━━━ DATASET RECORDS

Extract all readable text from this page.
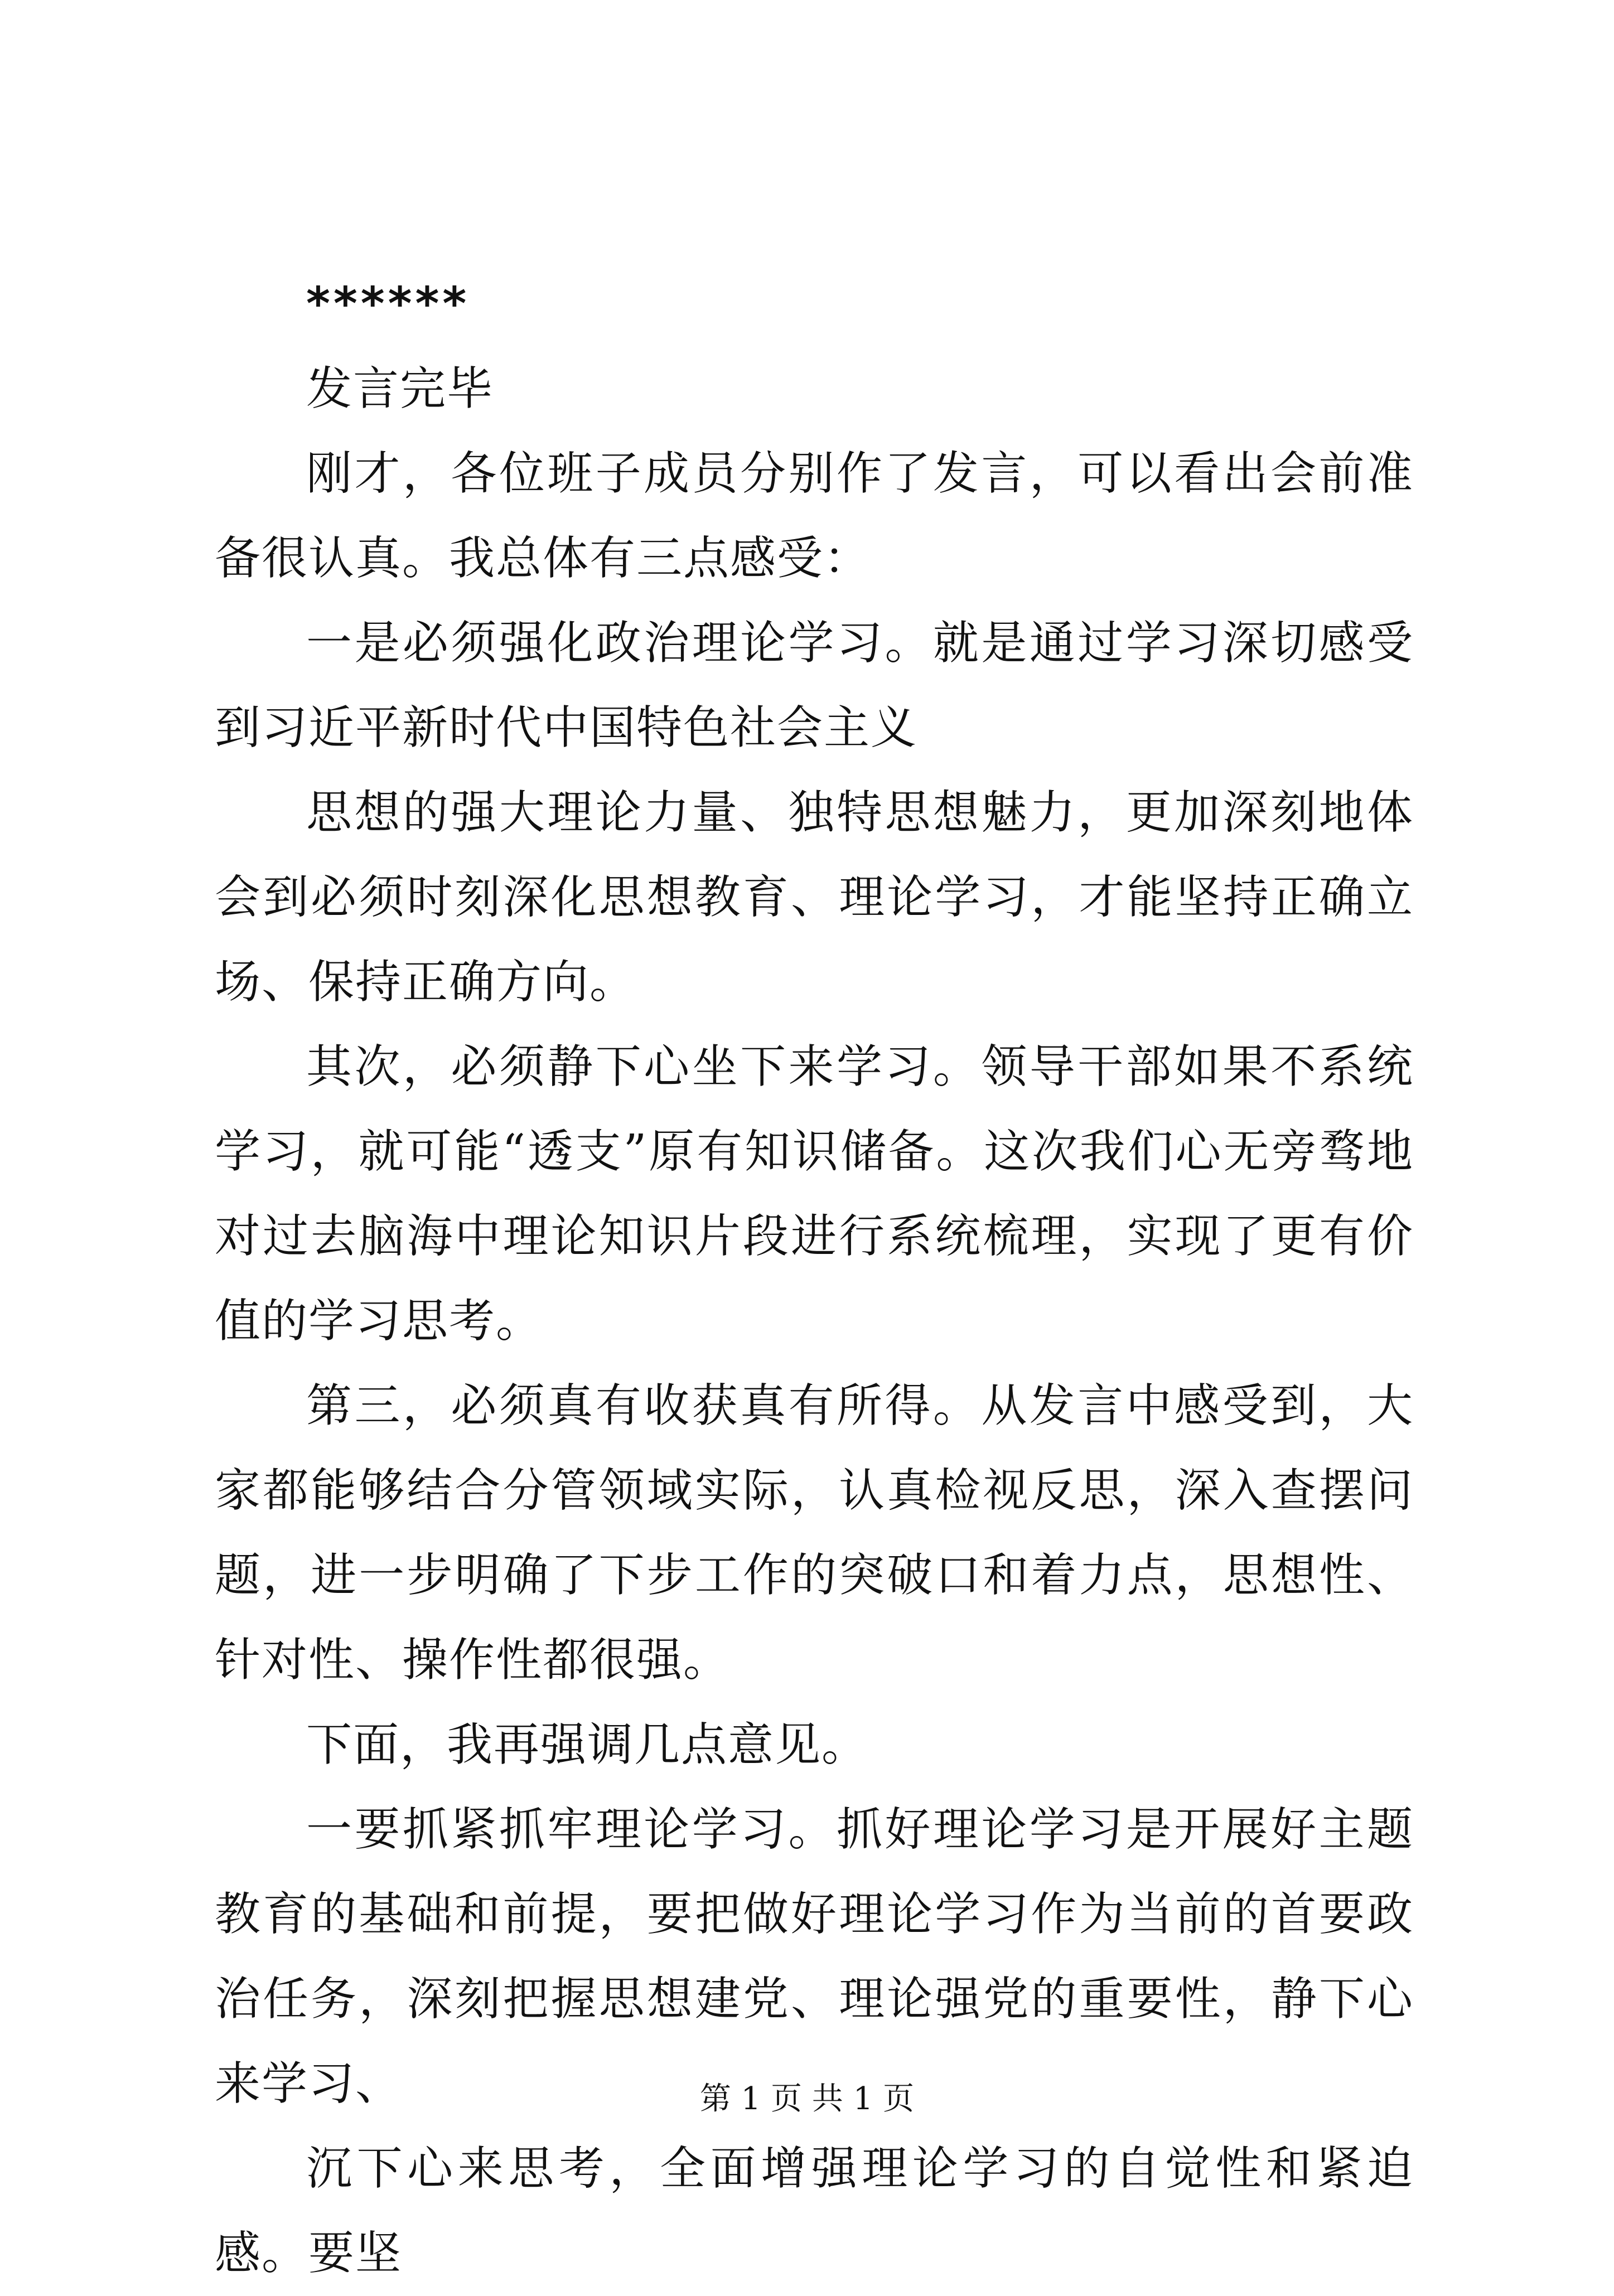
******

发言完毕

刚才，各位班子成员分别作了发言，可以看出会前准备很认真。我总体有三点感受：

一是必须强化政治理论学习。就是通过学习深切感受到习近平新时代中国特色社会主义

思想的强大理论力量、独特思想魅力，更加深刻地体会到必须时刻深化思想教育、理论学习，才能坚持正确立场、保持正确方向。

其次，必须静下心坐下来学习。领导干部如果不系统学习，就可能“透支”原有知识储备。这次我们心无旁骛地对过去脑海中理论知识片段进行系统梳理，实现了更有价值的学习思考。

第三，必须真有收获真有所得。从发言中感受到，大家都能够结合分管领域实际，认真检视反思，深入查摆问题，进一步明确了下步工作的突破口和着力点，思想性、针对性、操作性都很强。

下面，我再强调几点意见。

一要抓紧抓牢理论学习。抓好理论学习是开展好主题教育的基础和前提，要把做好理论学习作为当前的首要政治任务，深刻把握思想建党、理论强党的重要性，静下心来学习、

沉下心来思考，全面增强理论学习的自觉性和紧迫感。要坚

第 1 页 共 1 页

━━━━━━

GOAL
The records above should be reproduced exactly, with no pictures included.

WRITTEN SOLUTION
Extract all readable text from this page.
******

发言完毕

刚才，各位班子成员分别作了发言，可以看出会前准备很认真。我总体有三点感受：

一是必须强化政治理论学习。就是通过学习深切感受到习近平新时代中国特色社会主义

思想的强大理论力量、独特思想魅力，更加深刻地体会到必须时刻深化思想教育、理论学习，才能坚持正确立场、保持正确方向。

其次，必须静下心坐下来学习。领导干部如果不系统学习，就可能“透支”原有知识储备。这次我们心无旁骛地对过去脑海中理论知识片段进行系统梳理，实现了更有价值的学习思考。

第三，必须真有收获真有所得。从发言中感受到，大家都能够结合分管领域实际，认真检视反思，深入查摆问题，进一步明确了下步工作的突破口和着力点，思想性、针对性、操作性都很强。

下面，我再强调几点意见。

一要抓紧抓牢理论学习。抓好理论学习是开展好主题教育的基础和前提，要把做好理论学习作为当前的首要政治任务，深刻把握思想建党、理论强党的重要性，静下心来学习、

沉下心来思考，全面增强理论学习的自觉性和紧迫感。要坚

第 1 页 共 1 页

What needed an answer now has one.